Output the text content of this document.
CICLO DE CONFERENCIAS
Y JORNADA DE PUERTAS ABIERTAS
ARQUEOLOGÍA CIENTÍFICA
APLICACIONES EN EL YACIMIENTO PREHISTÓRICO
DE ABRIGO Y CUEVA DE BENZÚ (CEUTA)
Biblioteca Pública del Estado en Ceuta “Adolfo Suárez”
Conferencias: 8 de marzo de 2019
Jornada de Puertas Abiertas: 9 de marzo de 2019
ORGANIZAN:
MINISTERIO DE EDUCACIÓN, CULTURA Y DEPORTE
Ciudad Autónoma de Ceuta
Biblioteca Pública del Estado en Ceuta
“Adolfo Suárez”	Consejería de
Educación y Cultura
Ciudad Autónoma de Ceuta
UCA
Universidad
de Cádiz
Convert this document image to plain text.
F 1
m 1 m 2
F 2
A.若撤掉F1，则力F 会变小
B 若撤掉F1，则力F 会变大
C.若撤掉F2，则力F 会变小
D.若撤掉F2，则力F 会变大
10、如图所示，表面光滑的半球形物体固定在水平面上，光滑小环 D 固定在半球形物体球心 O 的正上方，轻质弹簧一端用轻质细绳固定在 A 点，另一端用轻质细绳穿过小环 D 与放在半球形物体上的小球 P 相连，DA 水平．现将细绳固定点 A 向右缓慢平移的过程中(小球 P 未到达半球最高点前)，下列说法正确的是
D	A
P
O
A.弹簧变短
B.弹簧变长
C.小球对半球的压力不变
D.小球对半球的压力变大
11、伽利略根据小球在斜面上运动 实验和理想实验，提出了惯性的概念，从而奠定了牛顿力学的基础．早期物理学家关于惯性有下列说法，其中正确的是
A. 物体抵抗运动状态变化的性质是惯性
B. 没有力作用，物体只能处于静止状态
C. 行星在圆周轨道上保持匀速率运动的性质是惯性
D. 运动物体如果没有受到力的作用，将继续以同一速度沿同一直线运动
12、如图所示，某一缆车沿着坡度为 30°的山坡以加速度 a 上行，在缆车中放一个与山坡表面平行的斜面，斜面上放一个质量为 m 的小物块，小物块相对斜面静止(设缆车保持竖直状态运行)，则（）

■ ■ ■ ■

### [Exercise brief]
For each line of the entries that includes "Biblioteca", show that line.

### [Exercise solution]
Biblioteca Pública del Estado en Ceuta “Adolfo Suárez”
Biblioteca Pública del Estado en Ceuta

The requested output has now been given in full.